**Task description**
Tally the lines of the listing that contain the word "ProcessInput", then give the total and nothing else.

**Listing**
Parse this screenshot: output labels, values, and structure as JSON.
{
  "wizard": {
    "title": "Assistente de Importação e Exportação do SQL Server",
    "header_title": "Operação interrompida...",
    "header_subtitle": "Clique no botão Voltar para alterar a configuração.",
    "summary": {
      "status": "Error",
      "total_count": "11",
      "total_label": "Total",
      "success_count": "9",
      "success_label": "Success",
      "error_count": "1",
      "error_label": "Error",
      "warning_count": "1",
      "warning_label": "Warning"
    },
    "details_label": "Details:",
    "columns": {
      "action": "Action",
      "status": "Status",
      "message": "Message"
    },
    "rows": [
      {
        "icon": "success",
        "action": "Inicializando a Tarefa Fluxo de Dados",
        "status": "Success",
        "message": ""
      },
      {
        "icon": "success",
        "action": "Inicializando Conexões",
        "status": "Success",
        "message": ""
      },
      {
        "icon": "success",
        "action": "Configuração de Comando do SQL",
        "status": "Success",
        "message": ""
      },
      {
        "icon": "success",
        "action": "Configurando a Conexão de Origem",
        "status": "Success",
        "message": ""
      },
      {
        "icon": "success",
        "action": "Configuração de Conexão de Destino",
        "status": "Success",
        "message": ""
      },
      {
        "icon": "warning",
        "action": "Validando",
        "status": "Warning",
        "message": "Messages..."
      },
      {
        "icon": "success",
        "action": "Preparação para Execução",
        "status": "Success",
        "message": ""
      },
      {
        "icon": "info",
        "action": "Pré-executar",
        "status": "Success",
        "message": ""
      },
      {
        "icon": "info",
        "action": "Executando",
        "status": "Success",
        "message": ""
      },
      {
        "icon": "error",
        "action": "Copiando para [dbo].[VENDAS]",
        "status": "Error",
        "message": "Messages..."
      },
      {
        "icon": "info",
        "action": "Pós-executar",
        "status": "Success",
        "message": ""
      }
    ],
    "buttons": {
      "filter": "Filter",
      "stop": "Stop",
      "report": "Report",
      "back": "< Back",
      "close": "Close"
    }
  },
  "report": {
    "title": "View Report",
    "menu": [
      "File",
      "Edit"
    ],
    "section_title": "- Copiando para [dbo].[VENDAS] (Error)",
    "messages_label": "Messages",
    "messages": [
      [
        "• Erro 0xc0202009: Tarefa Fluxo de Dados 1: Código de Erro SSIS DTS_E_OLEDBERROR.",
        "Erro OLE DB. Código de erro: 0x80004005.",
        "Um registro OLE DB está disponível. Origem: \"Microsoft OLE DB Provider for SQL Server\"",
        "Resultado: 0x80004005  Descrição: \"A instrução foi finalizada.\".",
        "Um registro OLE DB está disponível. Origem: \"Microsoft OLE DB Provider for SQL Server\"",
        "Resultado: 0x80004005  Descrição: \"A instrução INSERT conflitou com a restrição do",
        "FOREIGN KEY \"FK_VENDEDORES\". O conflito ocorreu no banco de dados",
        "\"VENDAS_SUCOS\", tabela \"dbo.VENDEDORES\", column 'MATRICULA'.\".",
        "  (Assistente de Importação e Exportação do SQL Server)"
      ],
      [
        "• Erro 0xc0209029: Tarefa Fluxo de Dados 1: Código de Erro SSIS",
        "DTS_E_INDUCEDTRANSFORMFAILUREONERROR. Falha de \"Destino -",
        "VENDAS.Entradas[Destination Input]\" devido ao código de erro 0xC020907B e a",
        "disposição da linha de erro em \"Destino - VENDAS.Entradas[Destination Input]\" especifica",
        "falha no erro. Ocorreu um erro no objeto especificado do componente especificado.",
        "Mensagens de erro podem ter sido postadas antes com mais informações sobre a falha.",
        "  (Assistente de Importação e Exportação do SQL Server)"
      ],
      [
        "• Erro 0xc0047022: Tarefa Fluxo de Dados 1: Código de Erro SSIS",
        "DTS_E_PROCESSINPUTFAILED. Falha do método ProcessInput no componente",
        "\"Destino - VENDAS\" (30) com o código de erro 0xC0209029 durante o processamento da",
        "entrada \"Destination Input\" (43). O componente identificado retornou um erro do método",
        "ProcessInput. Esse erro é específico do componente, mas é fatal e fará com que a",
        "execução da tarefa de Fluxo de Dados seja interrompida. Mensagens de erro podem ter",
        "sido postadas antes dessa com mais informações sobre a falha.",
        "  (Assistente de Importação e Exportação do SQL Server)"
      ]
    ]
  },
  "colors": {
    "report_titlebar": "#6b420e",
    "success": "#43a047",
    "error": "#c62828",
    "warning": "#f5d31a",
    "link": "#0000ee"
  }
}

**Solution**
2